Go through the entries below and write each one out exactly.

BEGIN

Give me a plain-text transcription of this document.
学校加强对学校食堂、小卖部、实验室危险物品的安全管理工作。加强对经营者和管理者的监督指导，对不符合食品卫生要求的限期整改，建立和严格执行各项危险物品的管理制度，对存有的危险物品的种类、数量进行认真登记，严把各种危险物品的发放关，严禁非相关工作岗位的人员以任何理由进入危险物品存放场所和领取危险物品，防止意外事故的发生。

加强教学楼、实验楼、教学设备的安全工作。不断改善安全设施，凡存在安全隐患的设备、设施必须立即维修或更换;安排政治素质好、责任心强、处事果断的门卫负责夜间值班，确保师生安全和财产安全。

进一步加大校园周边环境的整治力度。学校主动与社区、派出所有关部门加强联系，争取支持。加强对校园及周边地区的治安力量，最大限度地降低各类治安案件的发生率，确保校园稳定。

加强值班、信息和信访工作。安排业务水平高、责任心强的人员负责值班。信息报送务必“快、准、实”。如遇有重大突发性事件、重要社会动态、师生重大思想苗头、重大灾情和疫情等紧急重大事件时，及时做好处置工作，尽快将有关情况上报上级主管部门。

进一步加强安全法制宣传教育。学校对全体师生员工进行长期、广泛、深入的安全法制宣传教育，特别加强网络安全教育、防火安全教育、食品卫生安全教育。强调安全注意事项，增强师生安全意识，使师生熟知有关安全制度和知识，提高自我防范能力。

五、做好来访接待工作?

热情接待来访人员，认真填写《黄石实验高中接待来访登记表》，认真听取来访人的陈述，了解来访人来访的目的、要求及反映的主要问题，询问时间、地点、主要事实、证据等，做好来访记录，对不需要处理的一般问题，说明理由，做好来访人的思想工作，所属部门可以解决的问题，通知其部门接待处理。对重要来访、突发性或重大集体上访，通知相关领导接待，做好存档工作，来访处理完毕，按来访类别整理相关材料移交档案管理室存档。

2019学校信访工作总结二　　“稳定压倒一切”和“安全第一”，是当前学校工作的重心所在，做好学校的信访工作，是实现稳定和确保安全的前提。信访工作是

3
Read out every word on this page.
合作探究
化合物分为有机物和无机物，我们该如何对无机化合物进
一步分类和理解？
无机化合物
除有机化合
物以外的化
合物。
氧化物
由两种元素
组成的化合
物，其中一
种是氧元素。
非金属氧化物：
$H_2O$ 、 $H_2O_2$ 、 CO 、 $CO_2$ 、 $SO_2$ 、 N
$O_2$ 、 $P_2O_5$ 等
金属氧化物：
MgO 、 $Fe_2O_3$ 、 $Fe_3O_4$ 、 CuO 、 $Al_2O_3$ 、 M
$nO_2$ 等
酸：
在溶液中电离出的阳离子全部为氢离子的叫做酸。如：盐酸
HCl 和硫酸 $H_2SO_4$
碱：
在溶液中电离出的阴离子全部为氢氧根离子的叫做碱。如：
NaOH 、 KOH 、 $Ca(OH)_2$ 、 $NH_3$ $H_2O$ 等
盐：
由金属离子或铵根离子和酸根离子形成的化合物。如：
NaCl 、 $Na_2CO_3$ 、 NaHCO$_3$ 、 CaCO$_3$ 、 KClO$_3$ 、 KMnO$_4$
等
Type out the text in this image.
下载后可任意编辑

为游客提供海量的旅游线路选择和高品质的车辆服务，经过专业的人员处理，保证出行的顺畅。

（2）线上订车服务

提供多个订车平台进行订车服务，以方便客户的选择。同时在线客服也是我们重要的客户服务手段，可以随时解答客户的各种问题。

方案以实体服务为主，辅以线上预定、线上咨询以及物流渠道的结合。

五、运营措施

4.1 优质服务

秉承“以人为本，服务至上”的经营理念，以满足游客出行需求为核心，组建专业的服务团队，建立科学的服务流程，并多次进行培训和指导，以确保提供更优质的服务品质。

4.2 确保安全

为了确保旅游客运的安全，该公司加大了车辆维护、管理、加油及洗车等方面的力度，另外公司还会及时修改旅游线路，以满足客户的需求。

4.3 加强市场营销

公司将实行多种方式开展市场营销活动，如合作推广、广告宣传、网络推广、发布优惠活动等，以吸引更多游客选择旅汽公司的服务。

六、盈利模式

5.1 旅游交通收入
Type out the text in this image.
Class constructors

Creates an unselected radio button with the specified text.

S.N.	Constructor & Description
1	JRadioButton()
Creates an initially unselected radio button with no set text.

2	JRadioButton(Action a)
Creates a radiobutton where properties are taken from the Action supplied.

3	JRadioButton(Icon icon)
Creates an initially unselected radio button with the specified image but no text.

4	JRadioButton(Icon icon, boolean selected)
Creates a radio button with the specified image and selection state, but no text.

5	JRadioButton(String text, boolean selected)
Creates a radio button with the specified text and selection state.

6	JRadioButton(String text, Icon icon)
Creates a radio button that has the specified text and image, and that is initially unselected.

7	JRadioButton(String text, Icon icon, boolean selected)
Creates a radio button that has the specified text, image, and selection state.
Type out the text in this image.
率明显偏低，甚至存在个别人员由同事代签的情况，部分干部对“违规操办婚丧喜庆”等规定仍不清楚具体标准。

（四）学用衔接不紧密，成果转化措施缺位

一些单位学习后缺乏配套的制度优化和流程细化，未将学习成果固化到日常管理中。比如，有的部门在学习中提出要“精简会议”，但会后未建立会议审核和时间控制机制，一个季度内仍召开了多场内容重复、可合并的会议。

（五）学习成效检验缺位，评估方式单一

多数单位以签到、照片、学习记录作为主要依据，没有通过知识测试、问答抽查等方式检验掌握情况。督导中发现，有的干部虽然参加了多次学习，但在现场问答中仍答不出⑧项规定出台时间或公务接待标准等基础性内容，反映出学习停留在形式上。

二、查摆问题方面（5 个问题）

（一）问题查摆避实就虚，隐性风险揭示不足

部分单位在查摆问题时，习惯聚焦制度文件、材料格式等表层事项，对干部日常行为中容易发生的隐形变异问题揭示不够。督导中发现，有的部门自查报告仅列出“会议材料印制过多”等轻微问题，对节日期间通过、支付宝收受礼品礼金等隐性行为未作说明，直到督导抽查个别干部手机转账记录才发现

END

The completed task >>
Give me a plain-text transcription of this document.
学校加强对学校食堂、小卖部、实验室危险物品的安全管理工作。加强对经营者和管理者的监督指导，对不符合食品卫生要求的限期整改，建立和严格执行各项危险物品的管理制度，对存有的危险物品的种类、数量进行认真登记，严把各种危险物品的发放关，严禁非相关工作岗位的人员以任何理由进入危险物品存放场所和领取危险物品，防止意外事故的发生。

加强教学楼、实验楼、教学设备的安全工作。不断改善安全设施，凡存在安全隐患的设备、设施必须立即维修或更换;安排政治素质好、责任心强、处事果断的门卫负责夜间值班，确保师生安全和财产安全。

进一步加大校园周边环境的整治力度。学校主动与社区、派出所有关部门加强联系，争取支持。加强对校园及周边地区的治安力量，最大限度地降低各类治安案件的发生率，确保校园稳定。

加强值班、信息和信访工作。安排业务水平高、责任心强的人员负责值班。信息报送务必“快、准、实”。如遇有重大突发性事件、重要社会动态、师生重大思想苗头、重大灾情和疫情等紧急重大事件时，及时做好处置工作，尽快将有关情况上报上级主管部门。

进一步加强安全法制宣传教育。学校对全体师生员工进行长期、广泛、深入的安全法制宣传教育，特别加强网络安全教育、防火安全教育、食品卫生安全教育。强调安全注意事项，增强师生安全意识，使师生熟知有关安全制度和知识，提高自我防范能力。

五、做好来访接待工作?

热情接待来访人员，认真填写《黄石实验高中接待来访登记表》，认真听取来访人的陈述，了解来访人来访的目的、要求及反映的主要问题，询问时间、地点、主要事实、证据等，做好来访记录，对不需要处理的一般问题，说明理由，做好来访人的思想工作，所属部门可以解决的问题，通知其部门接待处理。对重要来访、突发性或重大集体上访，通知相关领导接待，做好存档工作，来访处理完毕，按来访类别整理相关材料移交档案管理室存档。

2019学校信访工作总结二　　“稳定压倒一切”和“安全第一”，是当前学校工作的重心所在，做好学校的信访工作，是实现稳定和确保安全的前提。信访工作是

3
Read out every word on this page.
合作探究
化合物分为有机物和无机物，我们该如何对无机化合物进
一步分类和理解？
无机化合物
除有机化合
物以外的化
合物。
氧化物
由两种元素
组成的化合
物，其中一
种是氧元素。
非金属氧化物：
$H_2O$ 、 $H_2O_2$ 、 CO 、 $CO_2$ 、 $SO_2$ 、 N
$O_2$ 、 $P_2O_5$ 等
金属氧化物：
MgO 、 $Fe_2O_3$ 、 $Fe_3O_4$ 、 CuO 、 $Al_2O_3$ 、 M
$nO_2$ 等
酸：
在溶液中电离出的阳离子全部为氢离子的叫做酸。如：盐酸
HCl 和硫酸 $H_2SO_4$
碱：
在溶液中电离出的阴离子全部为氢氧根离子的叫做碱。如：
NaOH 、 KOH 、 $Ca(OH)_2$ 、 $NH_3$ $H_2O$ 等
盐：
由金属离子或铵根离子和酸根离子形成的化合物。如：
NaCl 、 $Na_2CO_3$ 、 NaHCO$_3$ 、 CaCO$_3$ 、 KClO$_3$ 、 KMnO$_4$
等
Type out the text in this image.
下载后可任意编辑

为游客提供海量的旅游线路选择和高品质的车辆服务，经过专业的人员处理，保证出行的顺畅。

（2）线上订车服务

提供多个订车平台进行订车服务，以方便客户的选择。同时在线客服也是我们重要的客户服务手段，可以随时解答客户的各种问题。

方案以实体服务为主，辅以线上预定、线上咨询以及物流渠道的结合。

五、运营措施

4.1 优质服务

秉承“以人为本，服务至上”的经营理念，以满足游客出行需求为核心，组建专业的服务团队，建立科学的服务流程，并多次进行培训和指导，以确保提供更优质的服务品质。

4.2 确保安全

为了确保旅游客运的安全，该公司加大了车辆维护、管理、加油及洗车等方面的力度，另外公司还会及时修改旅游线路，以满足客户的需求。

4.3 加强市场营销

公司将实行多种方式开展市场营销活动，如合作推广、广告宣传、网络推广、发布优惠活动等，以吸引更多游客选择旅汽公司的服务。

六、盈利模式

5.1 旅游交通收入
Type out the text in this image.
Class constructors

Creates an unselected radio button with the specified text.

S.N.	Constructor & Description
1	JRadioButton()
Creates an initially unselected radio button with no set text.

2	JRadioButton(Action a)
Creates a radiobutton where properties are taken from the Action supplied.

3	JRadioButton(Icon icon)
Creates an initially unselected radio button with the specified image but no text.

4	JRadioButton(Icon icon, boolean selected)
Creates a radio button with the specified image and selection state, but no text.

5	JRadioButton(String text, boolean selected)
Creates a radio button with the specified text and selection state.

6	JRadioButton(String text, Icon icon)
Creates a radio button that has the specified text and image, and that is initially unselected.

7	JRadioButton(String text, Icon icon, boolean selected)
Creates a radio button that has the specified text, image, and selection state.
Type out the text in this image.
率明显偏低，甚至存在个别人员由同事代签的情况，部分干部对“违规操办婚丧喜庆”等规定仍不清楚具体标准。

（四）学用衔接不紧密，成果转化措施缺位

一些单位学习后缺乏配套的制度优化和流程细化，未将学习成果固化到日常管理中。比如，有的部门在学习中提出要“精简会议”，但会后未建立会议审核和时间控制机制，一个季度内仍召开了多场内容重复、可合并的会议。

（五）学习成效检验缺位，评估方式单一

多数单位以签到、照片、学习记录作为主要依据，没有通过知识测试、问答抽查等方式检验掌握情况。督导中发现，有的干部虽然参加了多次学习，但在现场问答中仍答不出⑧项规定出台时间或公务接待标准等基础性内容，反映出学习停留在形式上。

二、查摆问题方面（5 个问题）

（一）问题查摆避实就虚，隐性风险揭示不足

部分单位在查摆问题时，习惯聚焦制度文件、材料格式等表层事项，对干部日常行为中容易发生的隐形变异问题揭示不够。督导中发现，有的部门自查报告仅列出“会议材料印制过多”等轻微问题，对节日期间通过、支付宝收受礼品礼金等隐性行为未作说明，直到督导抽查个别干部手机转账记录才发现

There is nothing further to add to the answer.